#### [SHORT TASK]
Please retype the records below exactly, leaving out any pictures.

# START OF RECORDS TO PROCESS

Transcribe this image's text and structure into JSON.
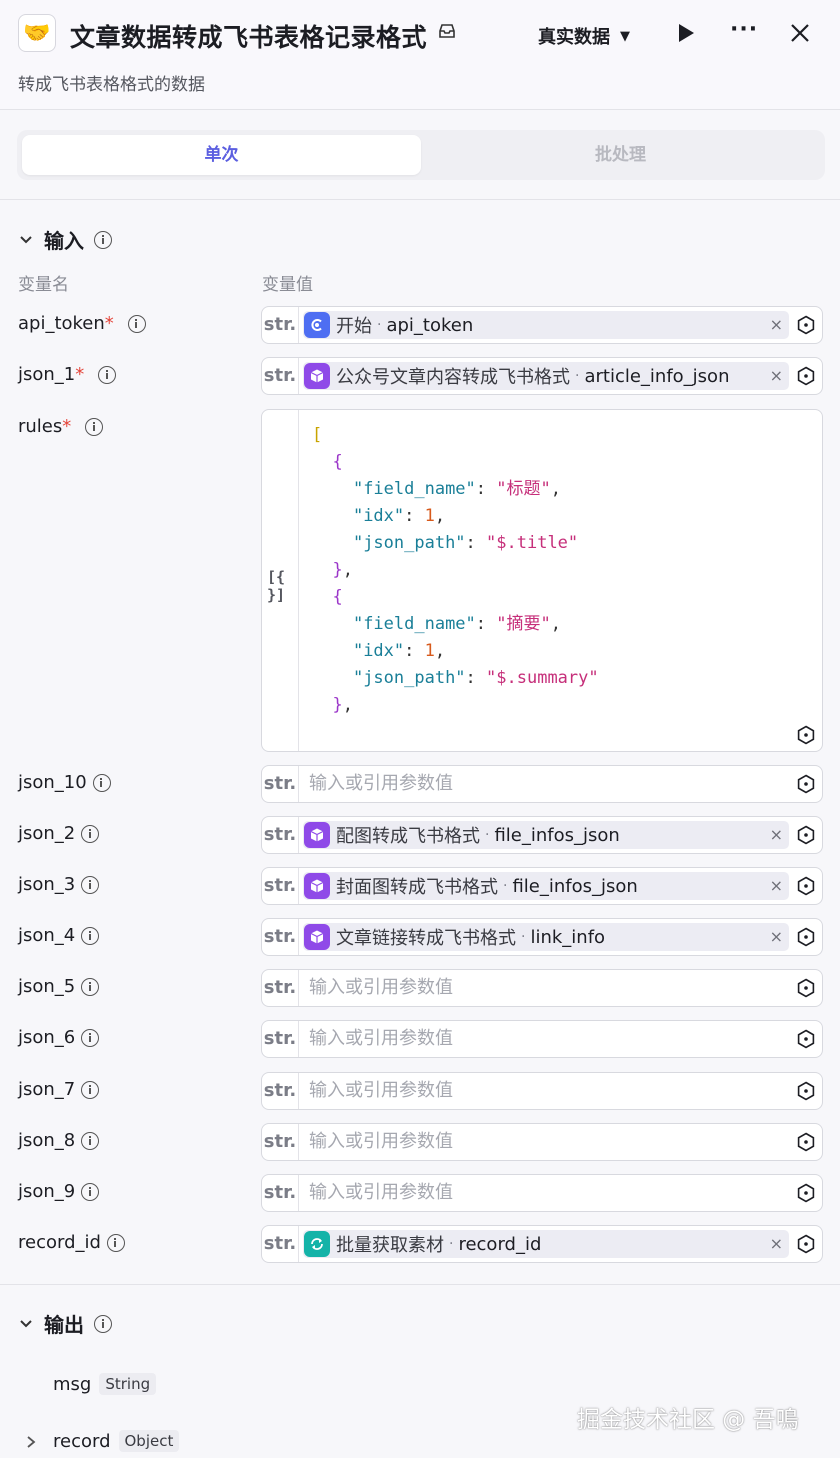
{
  "header": {
    "title": "文章数据转成飞书表格记录格式",
    "subtitle": "转成飞书表格格式的数据",
    "data_select": "真实数据",
    "app_icon": "handshake-icon"
  },
  "mode_tabs": [
    {
      "label": "单次",
      "active": true
    },
    {
      "label": "批处理",
      "active": false
    }
  ],
  "input": {
    "section_label": "输入",
    "col_name": "变量名",
    "col_value": "变量值",
    "type_label": "str.",
    "rows": [
      {
        "name": "api_token",
        "required": true,
        "node": "开始",
        "var": "api_token",
        "icon": "start-icon",
        "color": "blue"
      },
      {
        "name": "json_1",
        "required": true,
        "node": "公众号文章内容转成飞书格式",
        "var": "article_info_json",
        "icon": "cube-icon",
        "color": "purple"
      },
      {
        "name": "rules",
        "required": true,
        "code": true
      },
      {
        "name": "json_10",
        "required": false,
        "placeholder": "输入或引用参数值"
      },
      {
        "name": "json_2",
        "required": false,
        "node": "配图转成飞书格式",
        "var": "file_infos_json",
        "icon": "cube-icon",
        "color": "purple"
      },
      {
        "name": "json_3",
        "required": false,
        "node": "封面图转成飞书格式",
        "var": "file_infos_json",
        "icon": "cube-icon",
        "color": "purple"
      },
      {
        "name": "json_4",
        "required": false,
        "node": "文章链接转成飞书格式",
        "var": "link_info",
        "icon": "cube-icon",
        "color": "purple"
      },
      {
        "name": "json_5",
        "required": false,
        "placeholder": "输入或引用参数值"
      },
      {
        "name": "json_6",
        "required": false,
        "placeholder": "输入或引用参数值"
      },
      {
        "name": "json_7",
        "required": false,
        "placeholder": "输入或引用参数值"
      },
      {
        "name": "json_8",
        "required": false,
        "placeholder": "输入或引用参数值"
      },
      {
        "name": "json_9",
        "required": false,
        "placeholder": "输入或引用参数值"
      },
      {
        "name": "record_id",
        "required": false,
        "node": "批量获取素材",
        "var": "record_id",
        "icon": "loop-icon",
        "color": "teal"
      }
    ],
    "rules_code": {
      "gutter_label": "[{ }]",
      "items": [
        {
          "field_name": "标题",
          "idx": 1,
          "json_path": "$.title"
        },
        {
          "field_name": "摘要",
          "idx": 1,
          "json_path": "$.summary"
        }
      ]
    }
  },
  "output": {
    "section_label": "输出",
    "items": [
      {
        "name": "msg",
        "type": "String",
        "expandable": false
      },
      {
        "name": "record",
        "type": "Object",
        "expandable": true
      }
    ]
  },
  "watermark": "掘金技术社区 @ 吾鳴"
}
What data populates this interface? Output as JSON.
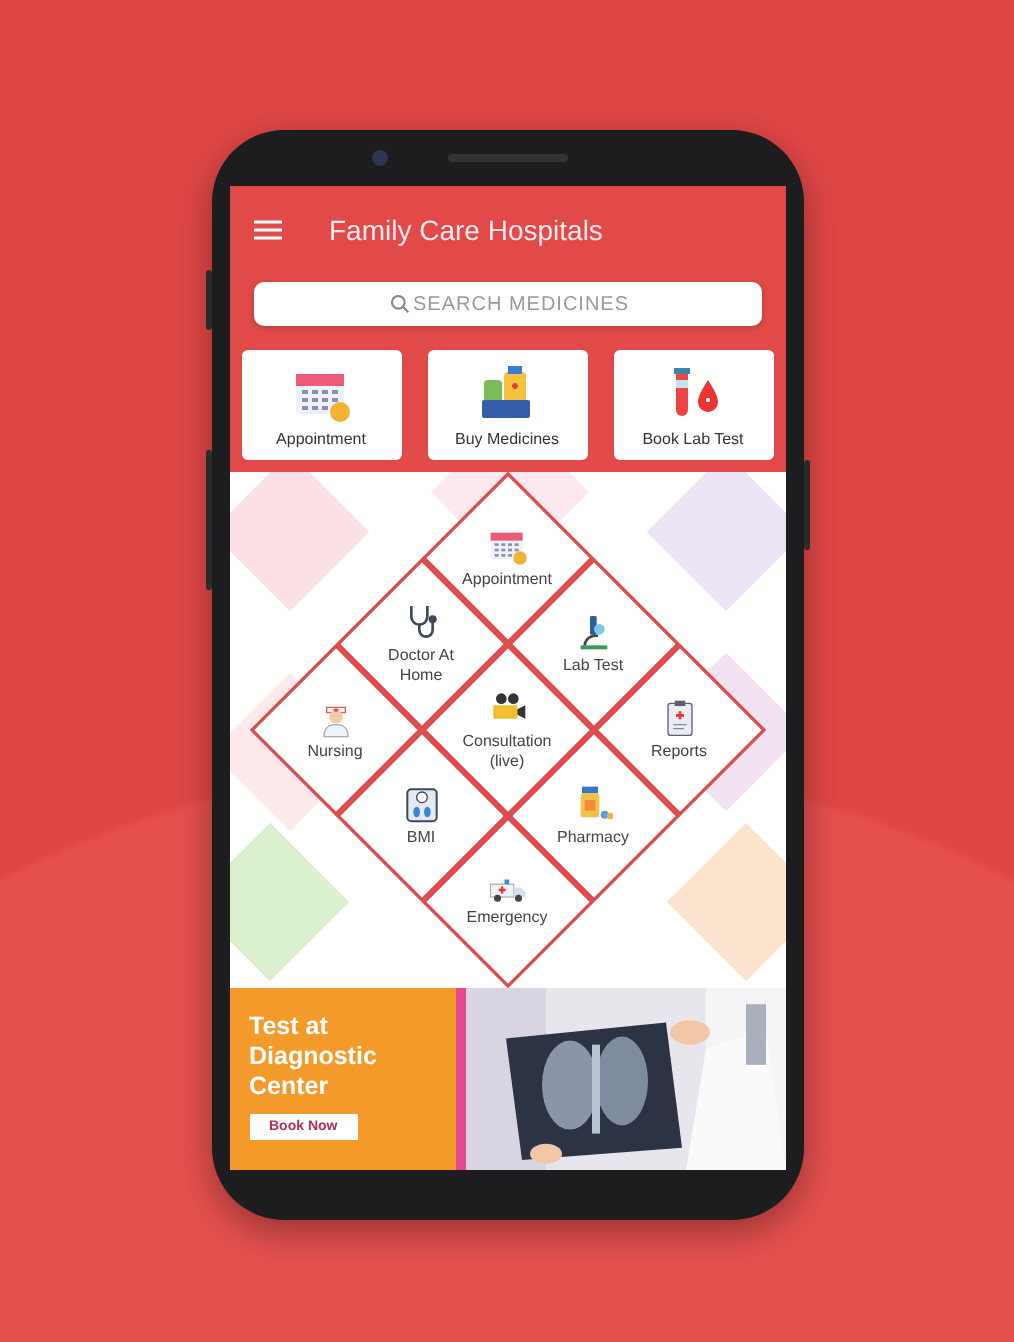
{
  "app_bar": {
    "title": "Family Care Hospitals"
  },
  "search": {
    "placeholder": "SEARCH MEDICINES"
  },
  "quick_actions": [
    {
      "label": "Appointment",
      "kind": "calendar"
    },
    {
      "label": "Buy Medicines",
      "kind": "medicines"
    },
    {
      "label": "Book Lab Test",
      "kind": "labtest"
    }
  ],
  "services": [
    {
      "label": "Appointment",
      "kind": "calendar"
    },
    {
      "label": "Lab Test",
      "kind": "microscope"
    },
    {
      "label": "Reports",
      "kind": "report"
    },
    {
      "label": "Doctor At Home",
      "kind": "stethoscope"
    },
    {
      "label": "Consultation (live)",
      "kind": "camera"
    },
    {
      "label": "Pharmacy",
      "kind": "pharmacy"
    },
    {
      "label": "Nursing",
      "kind": "nurse"
    },
    {
      "label": "BMI",
      "kind": "scale"
    },
    {
      "label": "Emergency",
      "kind": "ambulance"
    }
  ],
  "banner": {
    "title": "Test at Diagnostic Center",
    "button": "Book Now"
  }
}
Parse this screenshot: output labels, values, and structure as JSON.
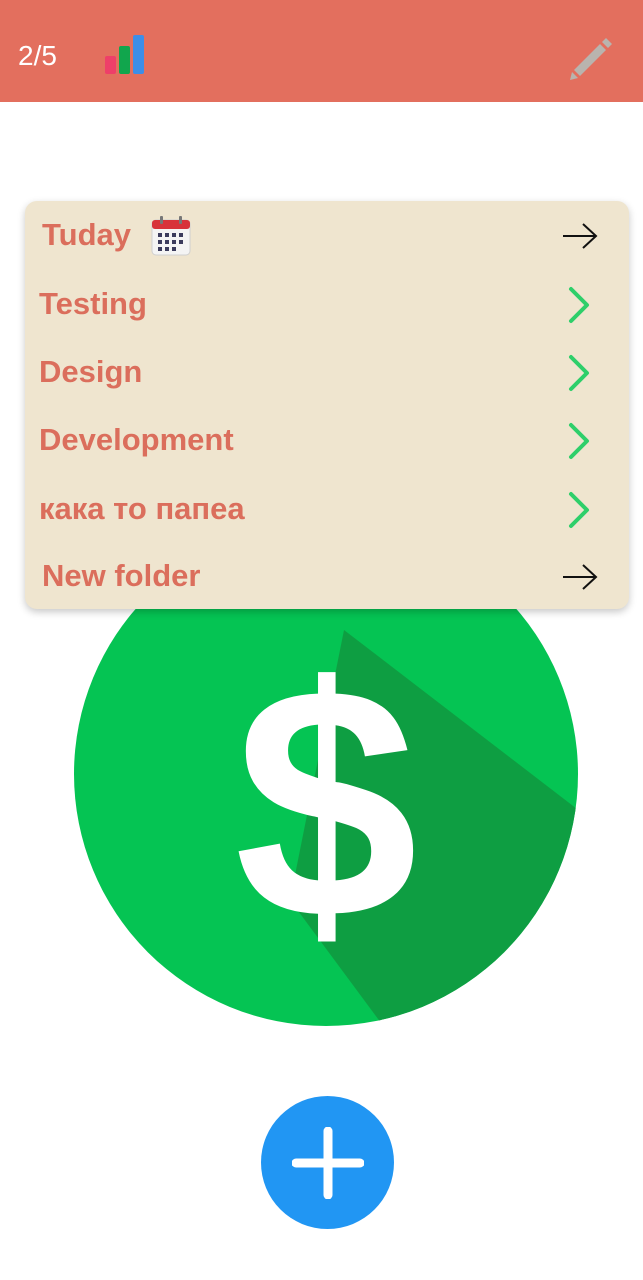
{
  "topbar": {
    "counter": "2/5",
    "stats_icon": "bar-chart-icon",
    "edit_icon": "pencil-icon",
    "color": "#e36f5e"
  },
  "hero": {
    "icon": "dollar-coin-icon",
    "color": "#05c453"
  },
  "folder_menu": {
    "items": [
      {
        "label": "Tuday",
        "icon": "calendar-icon",
        "trailing": "arrow-right-icon"
      },
      {
        "label": "Testing",
        "trailing": "chevron-right-icon"
      },
      {
        "label": "Design",
        "trailing": "chevron-right-icon"
      },
      {
        "label": "Development",
        "trailing": "chevron-right-icon"
      },
      {
        "label": "кака то папеа",
        "trailing": "chevron-right-icon"
      },
      {
        "label": "New folder",
        "trailing": "arrow-right-icon"
      }
    ]
  },
  "fab": {
    "icon": "plus-icon",
    "color": "#2196f3"
  }
}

# END OF RECORDS TO PROCESS

#### [ANSWER FOR THIS EXERCISE]
Transcribe this image's text and structure into JSON.
{
  "header": {
    "title": "文章数据转成飞书表格记录格式",
    "subtitle": "转成飞书表格格式的数据",
    "data_select": "真实数据",
    "app_icon": "handshake-icon"
  },
  "mode_tabs": [
    {
      "label": "单次",
      "active": true
    },
    {
      "label": "批处理",
      "active": false
    }
  ],
  "input": {
    "section_label": "输入",
    "col_name": "变量名",
    "col_value": "变量值",
    "type_label": "str.",
    "rows": [
      {
        "name": "api_token",
        "required": true,
        "node": "开始",
        "var": "api_token",
        "icon": "start-icon",
        "color": "blue"
      },
      {
        "name": "json_1",
        "required": true,
        "node": "公众号文章内容转成飞书格式",
        "var": "article_info_json",
        "icon": "cube-icon",
        "color": "purple"
      },
      {
        "name": "rules",
        "required": true,
        "code": true
      },
      {
        "name": "json_10",
        "required": false,
        "placeholder": "输入或引用参数值"
      },
      {
        "name": "json_2",
        "required": false,
        "node": "配图转成飞书格式",
        "var": "file_infos_json",
        "icon": "cube-icon",
        "color": "purple"
      },
      {
        "name": "json_3",
        "required": false,
        "node": "封面图转成飞书格式",
        "var": "file_infos_json",
        "icon": "cube-icon",
        "color": "purple"
      },
      {
        "name": "json_4",
        "required": false,
        "node": "文章链接转成飞书格式",
        "var": "link_info",
        "icon": "cube-icon",
        "color": "purple"
      },
      {
        "name": "json_5",
        "required": false,
        "placeholder": "输入或引用参数值"
      },
      {
        "name": "json_6",
        "required": false,
        "placeholder": "输入或引用参数值"
      },
      {
        "name": "json_7",
        "required": false,
        "placeholder": "输入或引用参数值"
      },
      {
        "name": "json_8",
        "required": false,
        "placeholder": "输入或引用参数值"
      },
      {
        "name": "json_9",
        "required": false,
        "placeholder": "输入或引用参数值"
      },
      {
        "name": "record_id",
        "required": false,
        "node": "批量获取素材",
        "var": "record_id",
        "icon": "loop-icon",
        "color": "teal"
      }
    ],
    "rules_code": {
      "gutter_label": "[{ }]",
      "items": [
        {
          "field_name": "标题",
          "idx": 1,
          "json_path": "$.title"
        },
        {
          "field_name": "摘要",
          "idx": 1,
          "json_path": "$.summary"
        }
      ]
    }
  },
  "output": {
    "section_label": "输出",
    "items": [
      {
        "name": "msg",
        "type": "String",
        "expandable": false
      },
      {
        "name": "record",
        "type": "Object",
        "expandable": true
      }
    ]
  },
  "watermark": "掘金技术社区 @ 吾鳴"
}
What data populates this interface? Output as JSON.
{
  "app_bar": {
    "title": "Family Care Hospitals"
  },
  "search": {
    "placeholder": "SEARCH MEDICINES"
  },
  "quick_actions": [
    {
      "label": "Appointment",
      "kind": "calendar"
    },
    {
      "label": "Buy Medicines",
      "kind": "medicines"
    },
    {
      "label": "Book Lab Test",
      "kind": "labtest"
    }
  ],
  "services": [
    {
      "label": "Appointment",
      "kind": "calendar"
    },
    {
      "label": "Lab Test",
      "kind": "microscope"
    },
    {
      "label": "Reports",
      "kind": "report"
    },
    {
      "label": "Doctor At Home",
      "kind": "stethoscope"
    },
    {
      "label": "Consultation (live)",
      "kind": "camera"
    },
    {
      "label": "Pharmacy",
      "kind": "pharmacy"
    },
    {
      "label": "Nursing",
      "kind": "nurse"
    },
    {
      "label": "BMI",
      "kind": "scale"
    },
    {
      "label": "Emergency",
      "kind": "ambulance"
    }
  ],
  "banner": {
    "title": "Test at Diagnostic Center",
    "button": "Book Now"
  }
}
Parse this screenshot: output labels, values, and structure as JSON.
{
  "topbar": {
    "counter": "2/5",
    "stats_icon": "bar-chart-icon",
    "edit_icon": "pencil-icon",
    "color": "#e36f5e"
  },
  "hero": {
    "icon": "dollar-coin-icon",
    "color": "#05c453"
  },
  "folder_menu": {
    "items": [
      {
        "label": "Tuday",
        "icon": "calendar-icon",
        "trailing": "arrow-right-icon"
      },
      {
        "label": "Testing",
        "trailing": "chevron-right-icon"
      },
      {
        "label": "Design",
        "trailing": "chevron-right-icon"
      },
      {
        "label": "Development",
        "trailing": "chevron-right-icon"
      },
      {
        "label": "кака то папеа",
        "trailing": "chevron-right-icon"
      },
      {
        "label": "New folder",
        "trailing": "arrow-right-icon"
      }
    ]
  },
  "fab": {
    "icon": "plus-icon",
    "color": "#2196f3"
  }
}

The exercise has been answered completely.